▶ [WHAT YOU ARE ASKED TO DO]: Restate all of the data exactly.

+++ MATERIAL PROVIDED +++

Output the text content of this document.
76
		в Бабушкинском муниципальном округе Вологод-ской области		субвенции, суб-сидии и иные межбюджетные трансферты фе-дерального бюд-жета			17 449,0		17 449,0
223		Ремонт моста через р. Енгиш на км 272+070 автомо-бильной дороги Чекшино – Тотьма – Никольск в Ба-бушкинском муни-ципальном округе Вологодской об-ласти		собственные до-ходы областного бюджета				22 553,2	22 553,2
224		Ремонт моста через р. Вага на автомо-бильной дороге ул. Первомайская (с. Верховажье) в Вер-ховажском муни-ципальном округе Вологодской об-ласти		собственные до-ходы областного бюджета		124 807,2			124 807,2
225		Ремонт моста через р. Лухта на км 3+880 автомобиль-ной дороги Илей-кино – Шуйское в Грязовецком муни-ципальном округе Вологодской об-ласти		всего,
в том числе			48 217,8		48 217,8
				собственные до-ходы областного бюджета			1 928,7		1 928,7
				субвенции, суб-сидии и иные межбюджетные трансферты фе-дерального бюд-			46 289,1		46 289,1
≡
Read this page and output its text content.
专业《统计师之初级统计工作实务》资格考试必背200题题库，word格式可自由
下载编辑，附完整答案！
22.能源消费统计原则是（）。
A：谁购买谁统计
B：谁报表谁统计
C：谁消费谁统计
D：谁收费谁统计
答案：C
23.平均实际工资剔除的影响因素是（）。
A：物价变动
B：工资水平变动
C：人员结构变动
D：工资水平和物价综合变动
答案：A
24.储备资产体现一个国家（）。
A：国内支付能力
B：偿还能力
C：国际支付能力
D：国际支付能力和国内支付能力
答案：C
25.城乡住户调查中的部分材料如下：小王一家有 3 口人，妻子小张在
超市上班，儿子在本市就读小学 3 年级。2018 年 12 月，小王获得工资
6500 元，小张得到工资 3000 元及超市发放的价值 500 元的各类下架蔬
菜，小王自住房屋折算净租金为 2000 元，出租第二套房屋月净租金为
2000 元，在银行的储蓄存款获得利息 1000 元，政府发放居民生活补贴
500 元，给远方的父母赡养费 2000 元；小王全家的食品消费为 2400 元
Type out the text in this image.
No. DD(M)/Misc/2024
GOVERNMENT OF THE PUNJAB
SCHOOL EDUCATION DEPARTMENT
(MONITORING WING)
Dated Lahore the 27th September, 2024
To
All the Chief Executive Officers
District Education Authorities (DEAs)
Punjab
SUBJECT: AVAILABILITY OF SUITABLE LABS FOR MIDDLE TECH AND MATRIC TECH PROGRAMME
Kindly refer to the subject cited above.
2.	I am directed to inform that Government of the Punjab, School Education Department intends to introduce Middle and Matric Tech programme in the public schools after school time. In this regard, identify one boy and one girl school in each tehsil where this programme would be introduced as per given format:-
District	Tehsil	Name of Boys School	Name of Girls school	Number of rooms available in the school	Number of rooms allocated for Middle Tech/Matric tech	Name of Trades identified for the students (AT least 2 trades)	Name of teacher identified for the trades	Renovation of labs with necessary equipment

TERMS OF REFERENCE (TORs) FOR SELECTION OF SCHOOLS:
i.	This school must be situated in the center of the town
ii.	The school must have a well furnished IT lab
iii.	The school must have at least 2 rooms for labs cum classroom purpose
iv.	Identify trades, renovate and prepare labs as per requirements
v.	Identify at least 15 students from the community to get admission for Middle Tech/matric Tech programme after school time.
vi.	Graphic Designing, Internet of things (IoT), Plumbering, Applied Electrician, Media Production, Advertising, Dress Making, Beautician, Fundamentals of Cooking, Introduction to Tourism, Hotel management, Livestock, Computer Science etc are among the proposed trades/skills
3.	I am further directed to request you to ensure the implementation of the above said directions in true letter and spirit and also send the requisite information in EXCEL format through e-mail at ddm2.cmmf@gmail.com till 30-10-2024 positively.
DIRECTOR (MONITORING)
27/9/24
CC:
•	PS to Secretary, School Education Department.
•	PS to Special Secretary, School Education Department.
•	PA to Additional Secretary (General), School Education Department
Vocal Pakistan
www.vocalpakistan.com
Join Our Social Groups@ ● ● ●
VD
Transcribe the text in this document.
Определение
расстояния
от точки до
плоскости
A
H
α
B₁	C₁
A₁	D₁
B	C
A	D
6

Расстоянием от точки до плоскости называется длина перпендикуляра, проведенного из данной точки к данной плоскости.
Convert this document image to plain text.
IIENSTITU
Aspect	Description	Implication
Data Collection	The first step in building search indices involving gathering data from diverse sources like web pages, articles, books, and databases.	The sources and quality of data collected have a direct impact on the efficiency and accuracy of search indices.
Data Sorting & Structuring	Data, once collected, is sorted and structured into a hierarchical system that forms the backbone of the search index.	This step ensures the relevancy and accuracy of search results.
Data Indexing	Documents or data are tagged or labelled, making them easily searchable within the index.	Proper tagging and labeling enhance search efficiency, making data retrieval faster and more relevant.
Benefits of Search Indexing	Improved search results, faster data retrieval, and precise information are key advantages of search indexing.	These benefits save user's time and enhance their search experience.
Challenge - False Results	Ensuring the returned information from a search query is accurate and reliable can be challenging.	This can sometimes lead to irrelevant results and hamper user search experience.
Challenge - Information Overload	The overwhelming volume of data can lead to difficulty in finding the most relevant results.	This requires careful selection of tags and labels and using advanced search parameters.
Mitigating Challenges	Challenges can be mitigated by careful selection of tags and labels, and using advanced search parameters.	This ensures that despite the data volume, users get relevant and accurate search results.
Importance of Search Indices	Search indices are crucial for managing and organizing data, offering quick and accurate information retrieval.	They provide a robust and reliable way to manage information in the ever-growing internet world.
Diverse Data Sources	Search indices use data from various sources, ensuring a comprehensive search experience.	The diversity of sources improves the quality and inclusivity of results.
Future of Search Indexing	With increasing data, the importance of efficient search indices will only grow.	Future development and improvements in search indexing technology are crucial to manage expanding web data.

+++

▶ [FULL OUTPUT]:
Output the text content of this document.
76
		в Бабушкинском муниципальном округе Вологод-ской области		субвенции, суб-сидии и иные межбюджетные трансферты фе-дерального бюд-жета			17 449,0		17 449,0
223		Ремонт моста через р. Енгиш на км 272+070 автомо-бильной дороги Чекшино – Тотьма – Никольск в Ба-бушкинском муни-ципальном округе Вологодской об-ласти		собственные до-ходы областного бюджета				22 553,2	22 553,2
224		Ремонт моста через р. Вага на автомо-бильной дороге ул. Первомайская (с. Верховажье) в Вер-ховажском муни-ципальном округе Вологодской об-ласти		собственные до-ходы областного бюджета		124 807,2			124 807,2
225		Ремонт моста через р. Лухта на км 3+880 автомобиль-ной дороги Илей-кино – Шуйское в Грязовецком муни-ципальном округе Вологодской об-ласти		всего,
в том числе			48 217,8		48 217,8
				собственные до-ходы областного бюджета			1 928,7		1 928,7
				субвенции, суб-сидии и иные межбюджетные трансферты фе-дерального бюд-			46 289,1		46 289,1
≡
Read this page and output its text content.
专业《统计师之初级统计工作实务》资格考试必背200题题库，word格式可自由
下载编辑，附完整答案！
22.能源消费统计原则是（）。
A：谁购买谁统计
B：谁报表谁统计
C：谁消费谁统计
D：谁收费谁统计
答案：C
23.平均实际工资剔除的影响因素是（）。
A：物价变动
B：工资水平变动
C：人员结构变动
D：工资水平和物价综合变动
答案：A
24.储备资产体现一个国家（）。
A：国内支付能力
B：偿还能力
C：国际支付能力
D：国际支付能力和国内支付能力
答案：C
25.城乡住户调查中的部分材料如下：小王一家有 3 口人，妻子小张在
超市上班，儿子在本市就读小学 3 年级。2018 年 12 月，小王获得工资
6500 元，小张得到工资 3000 元及超市发放的价值 500 元的各类下架蔬
菜，小王自住房屋折算净租金为 2000 元，出租第二套房屋月净租金为
2000 元，在银行的储蓄存款获得利息 1000 元，政府发放居民生活补贴
500 元，给远方的父母赡养费 2000 元；小王全家的食品消费为 2400 元
Type out the text in this image.
No. DD(M)/Misc/2024
GOVERNMENT OF THE PUNJAB
SCHOOL EDUCATION DEPARTMENT
(MONITORING WING)
Dated Lahore the 27th September, 2024
To
All the Chief Executive Officers
District Education Authorities (DEAs)
Punjab
SUBJECT: AVAILABILITY OF SUITABLE LABS FOR MIDDLE TECH AND MATRIC TECH PROGRAMME
Kindly refer to the subject cited above.
2.	I am directed to inform that Government of the Punjab, School Education Department intends to introduce Middle and Matric Tech programme in the public schools after school time. In this regard, identify one boy and one girl school in each tehsil where this programme would be introduced as per given format:-
District	Tehsil	Name of Boys School	Name of Girls school	Number of rooms available in the school	Number of rooms allocated for Middle Tech/Matric tech	Name of Trades identified for the students (AT least 2 trades)	Name of teacher identified for the trades	Renovation of labs with necessary equipment

TERMS OF REFERENCE (TORs) FOR SELECTION OF SCHOOLS:
i.	This school must be situated in the center of the town
ii.	The school must have a well furnished IT lab
iii.	The school must have at least 2 rooms for labs cum classroom purpose
iv.	Identify trades, renovate and prepare labs as per requirements
v.	Identify at least 15 students from the community to get admission for Middle Tech/matric Tech programme after school time.
vi.	Graphic Designing, Internet of things (IoT), Plumbering, Applied Electrician, Media Production, Advertising, Dress Making, Beautician, Fundamentals of Cooking, Introduction to Tourism, Hotel management, Livestock, Computer Science etc are among the proposed trades/skills
3.	I am further directed to request you to ensure the implementation of the above said directions in true letter and spirit and also send the requisite information in EXCEL format through e-mail at ddm2.cmmf@gmail.com till 30-10-2024 positively.
DIRECTOR (MONITORING)
27/9/24
CC:
•	PS to Secretary, School Education Department.
•	PS to Special Secretary, School Education Department.
•	PA to Additional Secretary (General), School Education Department
Vocal Pakistan
www.vocalpakistan.com
Join Our Social Groups@ ● ● ●
VD
Transcribe the text in this document.
Определение
расстояния
от точки до
плоскости
A
H
α
B₁	C₁
A₁	D₁
B	C
A	D
6

Расстоянием от точки до плоскости называется длина перпендикуляра, проведенного из данной точки к данной плоскости.
Convert this document image to plain text.
IIENSTITU
Aspect	Description	Implication
Data Collection	The first step in building search indices involving gathering data from diverse sources like web pages, articles, books, and databases.	The sources and quality of data collected have a direct impact on the efficiency and accuracy of search indices.
Data Sorting & Structuring	Data, once collected, is sorted and structured into a hierarchical system that forms the backbone of the search index.	This step ensures the relevancy and accuracy of search results.
Data Indexing	Documents or data are tagged or labelled, making them easily searchable within the index.	Proper tagging and labeling enhance search efficiency, making data retrieval faster and more relevant.
Benefits of Search Indexing	Improved search results, faster data retrieval, and precise information are key advantages of search indexing.	These benefits save user's time and enhance their search experience.
Challenge - False Results	Ensuring the returned information from a search query is accurate and reliable can be challenging.	This can sometimes lead to irrelevant results and hamper user search experience.
Challenge - Information Overload	The overwhelming volume of data can lead to difficulty in finding the most relevant results.	This requires careful selection of tags and labels and using advanced search parameters.
Mitigating Challenges	Challenges can be mitigated by careful selection of tags and labels, and using advanced search parameters.	This ensures that despite the data volume, users get relevant and accurate search results.
Importance of Search Indices	Search indices are crucial for managing and organizing data, offering quick and accurate information retrieval.	They provide a robust and reliable way to manage information in the ever-growing internet world.
Diverse Data Sources	Search indices use data from various sources, ensuring a comprehensive search experience.	The diversity of sources improves the quality and inclusivity of results.
Future of Search Indexing	With increasing data, the importance of efficient search indices will only grow.	Future development and improvements in search indexing technology are crucial to manage expanding web data.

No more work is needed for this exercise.